╭─ Dataset records

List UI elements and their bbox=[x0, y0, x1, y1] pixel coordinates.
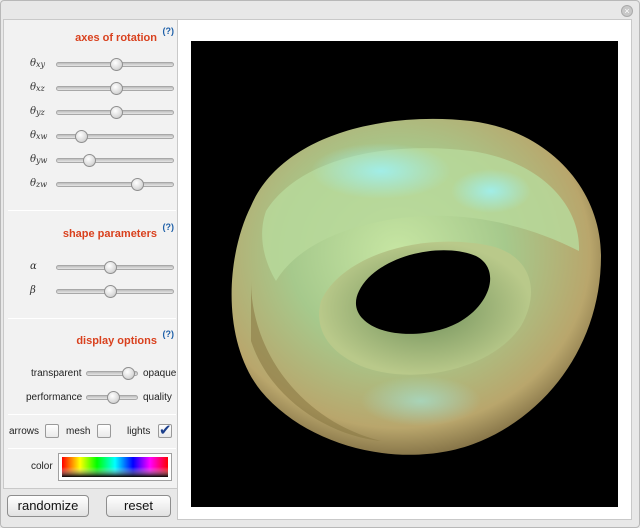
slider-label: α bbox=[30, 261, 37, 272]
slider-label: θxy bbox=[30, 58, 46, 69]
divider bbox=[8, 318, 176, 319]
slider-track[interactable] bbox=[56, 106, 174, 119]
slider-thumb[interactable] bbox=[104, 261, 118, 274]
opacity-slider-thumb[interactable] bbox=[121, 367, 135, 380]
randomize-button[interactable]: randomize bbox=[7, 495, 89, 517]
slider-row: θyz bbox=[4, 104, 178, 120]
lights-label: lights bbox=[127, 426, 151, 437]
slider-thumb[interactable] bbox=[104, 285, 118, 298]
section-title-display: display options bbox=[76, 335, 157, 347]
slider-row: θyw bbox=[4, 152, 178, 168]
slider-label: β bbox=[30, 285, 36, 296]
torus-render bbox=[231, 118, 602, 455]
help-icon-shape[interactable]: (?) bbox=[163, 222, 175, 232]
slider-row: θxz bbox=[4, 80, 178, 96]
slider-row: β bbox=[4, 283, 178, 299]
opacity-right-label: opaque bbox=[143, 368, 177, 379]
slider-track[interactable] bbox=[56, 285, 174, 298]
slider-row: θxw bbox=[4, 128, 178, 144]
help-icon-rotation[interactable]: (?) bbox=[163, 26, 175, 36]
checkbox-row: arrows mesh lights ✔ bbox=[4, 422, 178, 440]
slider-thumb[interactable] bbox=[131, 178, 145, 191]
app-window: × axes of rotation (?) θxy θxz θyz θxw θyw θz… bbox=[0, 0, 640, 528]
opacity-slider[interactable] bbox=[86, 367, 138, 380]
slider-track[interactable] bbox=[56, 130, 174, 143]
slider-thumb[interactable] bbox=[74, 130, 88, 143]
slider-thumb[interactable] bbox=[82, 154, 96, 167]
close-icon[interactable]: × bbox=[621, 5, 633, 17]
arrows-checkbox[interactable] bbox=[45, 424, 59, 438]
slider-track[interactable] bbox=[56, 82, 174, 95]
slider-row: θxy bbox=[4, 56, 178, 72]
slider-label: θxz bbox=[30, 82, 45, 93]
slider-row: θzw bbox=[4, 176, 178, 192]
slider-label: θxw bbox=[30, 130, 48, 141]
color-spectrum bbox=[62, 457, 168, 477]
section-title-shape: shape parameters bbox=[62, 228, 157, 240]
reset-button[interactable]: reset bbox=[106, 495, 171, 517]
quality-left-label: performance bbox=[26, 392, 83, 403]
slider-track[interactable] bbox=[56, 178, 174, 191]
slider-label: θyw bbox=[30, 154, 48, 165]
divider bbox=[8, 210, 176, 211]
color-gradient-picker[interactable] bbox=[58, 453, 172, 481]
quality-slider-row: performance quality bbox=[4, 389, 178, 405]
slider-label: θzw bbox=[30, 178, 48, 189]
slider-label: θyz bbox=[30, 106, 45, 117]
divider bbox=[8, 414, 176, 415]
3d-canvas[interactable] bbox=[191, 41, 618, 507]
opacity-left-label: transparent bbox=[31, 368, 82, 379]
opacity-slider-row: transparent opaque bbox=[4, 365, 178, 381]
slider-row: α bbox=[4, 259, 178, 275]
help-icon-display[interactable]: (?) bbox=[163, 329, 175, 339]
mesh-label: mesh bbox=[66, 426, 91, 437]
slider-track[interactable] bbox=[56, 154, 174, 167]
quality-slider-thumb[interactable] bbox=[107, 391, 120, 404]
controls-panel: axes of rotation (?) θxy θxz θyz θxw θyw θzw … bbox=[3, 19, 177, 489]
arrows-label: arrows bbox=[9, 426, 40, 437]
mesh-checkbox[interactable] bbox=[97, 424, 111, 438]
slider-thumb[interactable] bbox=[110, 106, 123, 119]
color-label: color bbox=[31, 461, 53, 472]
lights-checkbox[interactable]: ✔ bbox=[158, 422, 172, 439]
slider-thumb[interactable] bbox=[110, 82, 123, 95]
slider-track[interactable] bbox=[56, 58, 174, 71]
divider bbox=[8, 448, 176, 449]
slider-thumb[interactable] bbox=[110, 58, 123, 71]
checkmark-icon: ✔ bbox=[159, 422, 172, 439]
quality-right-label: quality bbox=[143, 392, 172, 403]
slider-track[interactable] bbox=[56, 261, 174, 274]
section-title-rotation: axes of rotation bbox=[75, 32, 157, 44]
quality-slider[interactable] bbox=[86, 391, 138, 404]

╰─

Task description
Give the number of lines in the material above that contain the string "arrows", with case counting, and reply with that number only.

Reply
3